**Dataset excerpts:**
--- BEGIN ---
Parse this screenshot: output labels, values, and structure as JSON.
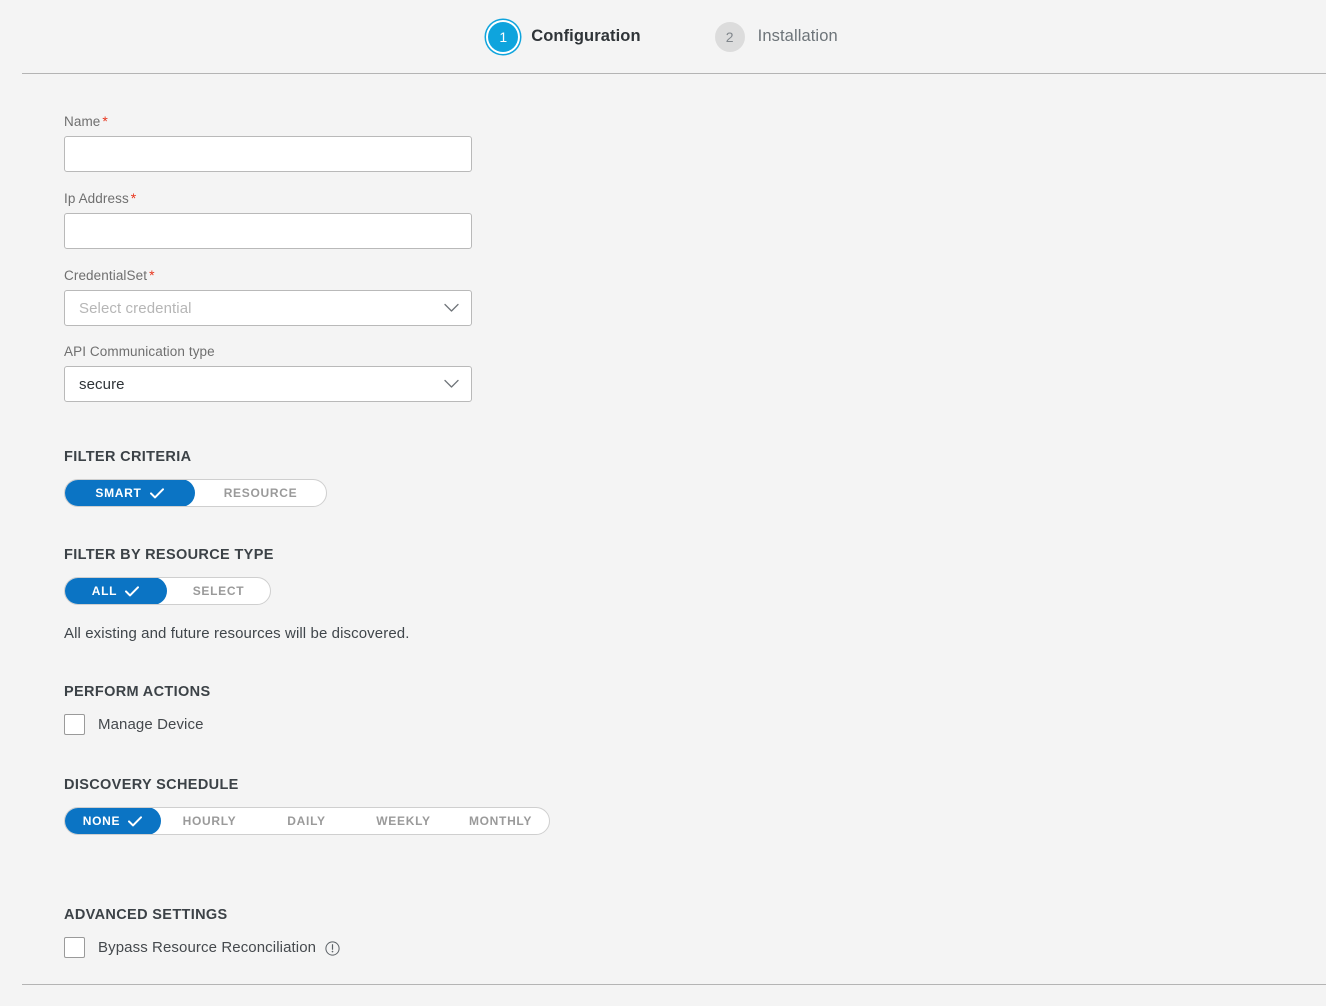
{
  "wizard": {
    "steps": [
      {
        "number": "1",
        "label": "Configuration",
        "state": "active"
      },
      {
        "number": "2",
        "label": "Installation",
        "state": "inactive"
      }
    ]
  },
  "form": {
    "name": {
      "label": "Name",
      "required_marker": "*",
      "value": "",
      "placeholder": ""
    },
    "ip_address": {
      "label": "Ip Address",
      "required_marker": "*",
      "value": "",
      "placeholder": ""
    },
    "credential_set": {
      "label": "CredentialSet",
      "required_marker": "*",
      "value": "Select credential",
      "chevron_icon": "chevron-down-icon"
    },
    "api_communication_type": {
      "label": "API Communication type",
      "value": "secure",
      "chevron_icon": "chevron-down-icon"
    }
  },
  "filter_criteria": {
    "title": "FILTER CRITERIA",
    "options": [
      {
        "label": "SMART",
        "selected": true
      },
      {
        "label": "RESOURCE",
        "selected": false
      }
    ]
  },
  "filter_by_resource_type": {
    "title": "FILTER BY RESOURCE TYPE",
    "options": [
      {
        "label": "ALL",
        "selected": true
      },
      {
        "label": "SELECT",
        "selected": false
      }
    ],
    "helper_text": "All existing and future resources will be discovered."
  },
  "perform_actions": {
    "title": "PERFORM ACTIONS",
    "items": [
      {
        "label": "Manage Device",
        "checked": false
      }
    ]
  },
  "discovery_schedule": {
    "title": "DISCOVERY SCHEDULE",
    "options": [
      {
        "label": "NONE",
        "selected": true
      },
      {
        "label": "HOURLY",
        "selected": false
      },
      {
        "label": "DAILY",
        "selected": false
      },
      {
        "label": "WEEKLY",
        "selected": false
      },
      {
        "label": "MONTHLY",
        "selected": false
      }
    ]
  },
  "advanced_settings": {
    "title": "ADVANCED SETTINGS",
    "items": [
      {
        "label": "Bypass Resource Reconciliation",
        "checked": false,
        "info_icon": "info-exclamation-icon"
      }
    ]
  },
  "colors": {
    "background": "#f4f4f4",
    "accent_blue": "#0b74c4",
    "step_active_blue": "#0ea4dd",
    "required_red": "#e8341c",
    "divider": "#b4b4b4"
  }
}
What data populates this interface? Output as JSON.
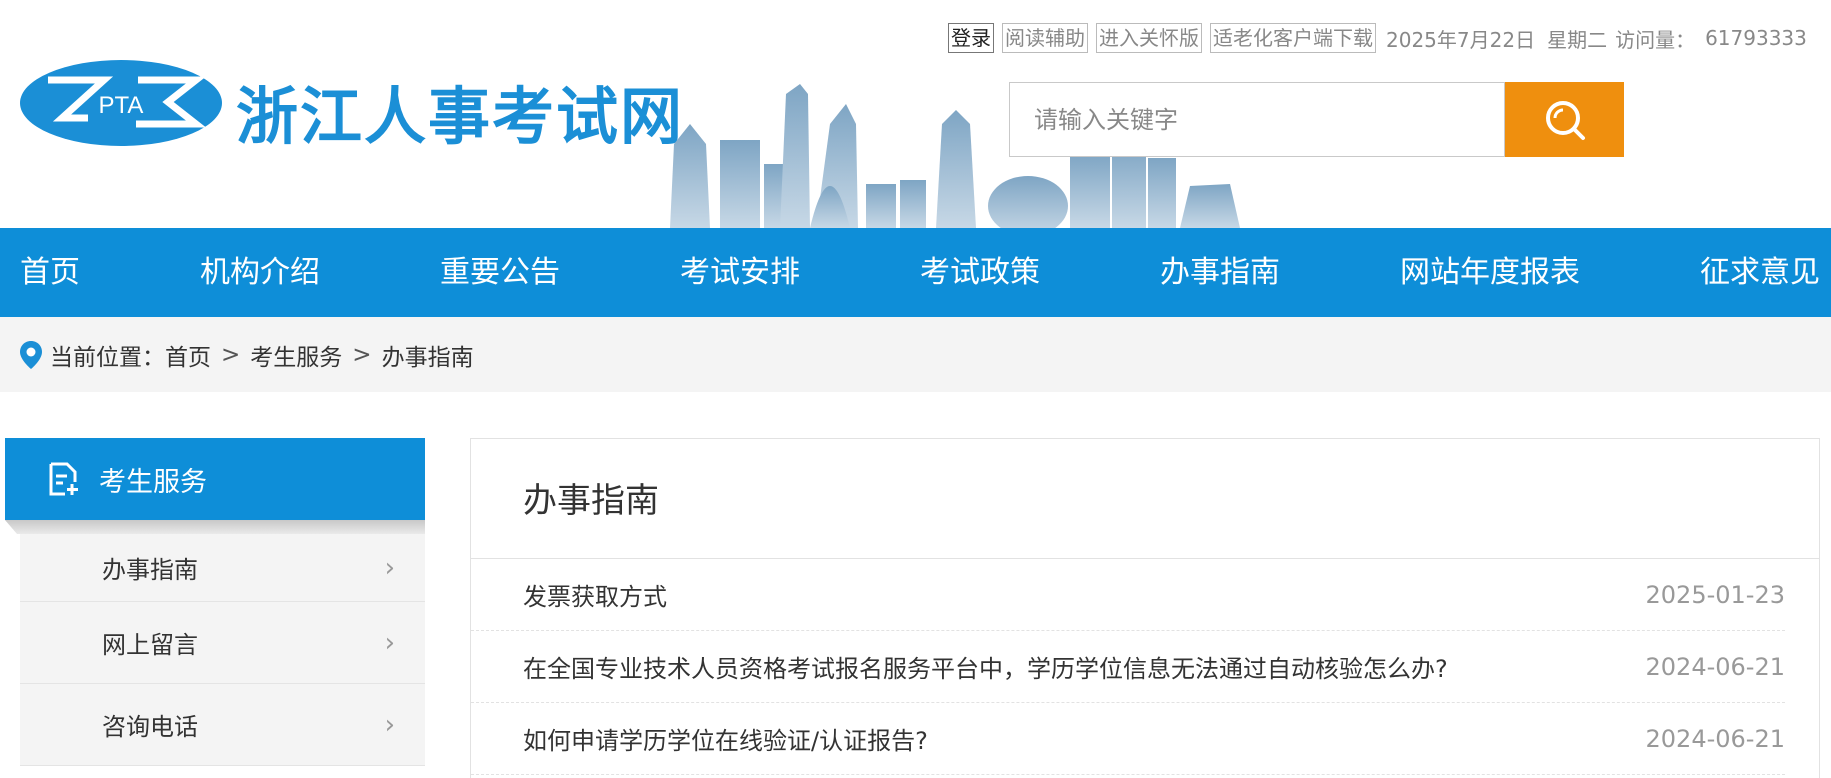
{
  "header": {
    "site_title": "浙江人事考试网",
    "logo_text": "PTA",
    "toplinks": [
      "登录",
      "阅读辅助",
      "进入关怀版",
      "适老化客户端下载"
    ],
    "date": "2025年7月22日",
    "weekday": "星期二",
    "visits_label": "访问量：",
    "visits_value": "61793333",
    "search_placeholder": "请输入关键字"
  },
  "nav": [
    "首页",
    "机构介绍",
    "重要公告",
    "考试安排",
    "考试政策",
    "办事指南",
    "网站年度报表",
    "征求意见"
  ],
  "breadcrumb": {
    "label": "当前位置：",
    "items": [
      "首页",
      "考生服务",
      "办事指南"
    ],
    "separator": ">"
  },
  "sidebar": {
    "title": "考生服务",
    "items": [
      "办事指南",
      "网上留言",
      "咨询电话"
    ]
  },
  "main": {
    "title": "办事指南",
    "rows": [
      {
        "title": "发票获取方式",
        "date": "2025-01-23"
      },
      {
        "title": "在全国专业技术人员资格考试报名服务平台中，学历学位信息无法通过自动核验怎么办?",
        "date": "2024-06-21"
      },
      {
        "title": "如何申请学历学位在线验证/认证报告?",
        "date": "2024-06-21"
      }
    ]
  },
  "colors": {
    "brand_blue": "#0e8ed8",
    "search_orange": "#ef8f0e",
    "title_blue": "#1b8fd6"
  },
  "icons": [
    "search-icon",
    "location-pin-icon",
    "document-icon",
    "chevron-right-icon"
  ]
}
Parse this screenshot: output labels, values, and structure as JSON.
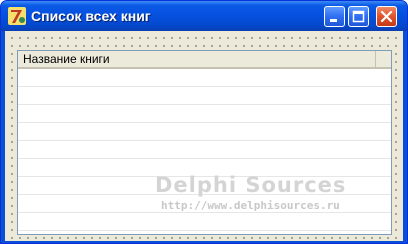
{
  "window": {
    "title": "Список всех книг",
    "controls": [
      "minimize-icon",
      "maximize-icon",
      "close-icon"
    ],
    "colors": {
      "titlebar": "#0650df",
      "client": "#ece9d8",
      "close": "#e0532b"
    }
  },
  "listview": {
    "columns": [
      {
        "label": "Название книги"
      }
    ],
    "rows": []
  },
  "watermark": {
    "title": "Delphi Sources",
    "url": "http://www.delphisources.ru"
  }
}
--- END ---
**Written instruction:**
Would you return the data exactly as written, without the pictures?

**Output for this task:**
Parse this screenshot: output labels, values, and structure as JSON.
{
  "wizard": {
    "steps": [
      {
        "number": "1",
        "label": "Configuration",
        "state": "active"
      },
      {
        "number": "2",
        "label": "Installation",
        "state": "inactive"
      }
    ]
  },
  "form": {
    "name": {
      "label": "Name",
      "required_marker": "*",
      "value": "",
      "placeholder": ""
    },
    "ip_address": {
      "label": "Ip Address",
      "required_marker": "*",
      "value": "",
      "placeholder": ""
    },
    "credential_set": {
      "label": "CredentialSet",
      "required_marker": "*",
      "value": "Select credential",
      "chevron_icon": "chevron-down-icon"
    },
    "api_communication_type": {
      "label": "API Communication type",
      "value": "secure",
      "chevron_icon": "chevron-down-icon"
    }
  },
  "filter_criteria": {
    "title": "FILTER CRITERIA",
    "options": [
      {
        "label": "SMART",
        "selected": true
      },
      {
        "label": "RESOURCE",
        "selected": false
      }
    ]
  },
  "filter_by_resource_type": {
    "title": "FILTER BY RESOURCE TYPE",
    "options": [
      {
        "label": "ALL",
        "selected": true
      },
      {
        "label": "SELECT",
        "selected": false
      }
    ],
    "helper_text": "All existing and future resources will be discovered."
  },
  "perform_actions": {
    "title": "PERFORM ACTIONS",
    "items": [
      {
        "label": "Manage Device",
        "checked": false
      }
    ]
  },
  "discovery_schedule": {
    "title": "DISCOVERY SCHEDULE",
    "options": [
      {
        "label": "NONE",
        "selected": true
      },
      {
        "label": "HOURLY",
        "selected": false
      },
      {
        "label": "DAILY",
        "selected": false
      },
      {
        "label": "WEEKLY",
        "selected": false
      },
      {
        "label": "MONTHLY",
        "selected": false
      }
    ]
  },
  "advanced_settings": {
    "title": "ADVANCED SETTINGS",
    "items": [
      {
        "label": "Bypass Resource Reconciliation",
        "checked": false,
        "info_icon": "info-exclamation-icon"
      }
    ]
  },
  "colors": {
    "background": "#f4f4f4",
    "accent_blue": "#0b74c4",
    "step_active_blue": "#0ea4dd",
    "required_red": "#e8341c",
    "divider": "#b4b4b4"
  }
}
What data populates this interface? Output as JSON.
{
  "header": {
    "site_title": "浙江人事考试网",
    "logo_text": "PTA",
    "toplinks": [
      "登录",
      "阅读辅助",
      "进入关怀版",
      "适老化客户端下载"
    ],
    "date": "2025年7月22日",
    "weekday": "星期二",
    "visits_label": "访问量：",
    "visits_value": "61793333",
    "search_placeholder": "请输入关键字"
  },
  "nav": [
    "首页",
    "机构介绍",
    "重要公告",
    "考试安排",
    "考试政策",
    "办事指南",
    "网站年度报表",
    "征求意见"
  ],
  "breadcrumb": {
    "label": "当前位置：",
    "items": [
      "首页",
      "考生服务",
      "办事指南"
    ],
    "separator": ">"
  },
  "sidebar": {
    "title": "考生服务",
    "items": [
      "办事指南",
      "网上留言",
      "咨询电话"
    ]
  },
  "main": {
    "title": "办事指南",
    "rows": [
      {
        "title": "发票获取方式",
        "date": "2025-01-23"
      },
      {
        "title": "在全国专业技术人员资格考试报名服务平台中，学历学位信息无法通过自动核验怎么办?",
        "date": "2024-06-21"
      },
      {
        "title": "如何申请学历学位在线验证/认证报告?",
        "date": "2024-06-21"
      }
    ]
  },
  "colors": {
    "brand_blue": "#0e8ed8",
    "search_orange": "#ef8f0e",
    "title_blue": "#1b8fd6"
  },
  "icons": [
    "search-icon",
    "location-pin-icon",
    "document-icon",
    "chevron-right-icon"
  ]
}
Parse this screenshot: output labels, values, and structure as JSON.
{
  "window": {
    "title": "Список всех книг",
    "controls": [
      "minimize-icon",
      "maximize-icon",
      "close-icon"
    ],
    "colors": {
      "titlebar": "#0650df",
      "client": "#ece9d8",
      "close": "#e0532b"
    }
  },
  "listview": {
    "columns": [
      {
        "label": "Название книги"
      }
    ],
    "rows": []
  },
  "watermark": {
    "title": "Delphi Sources",
    "url": "http://www.delphisources.ru"
  }
}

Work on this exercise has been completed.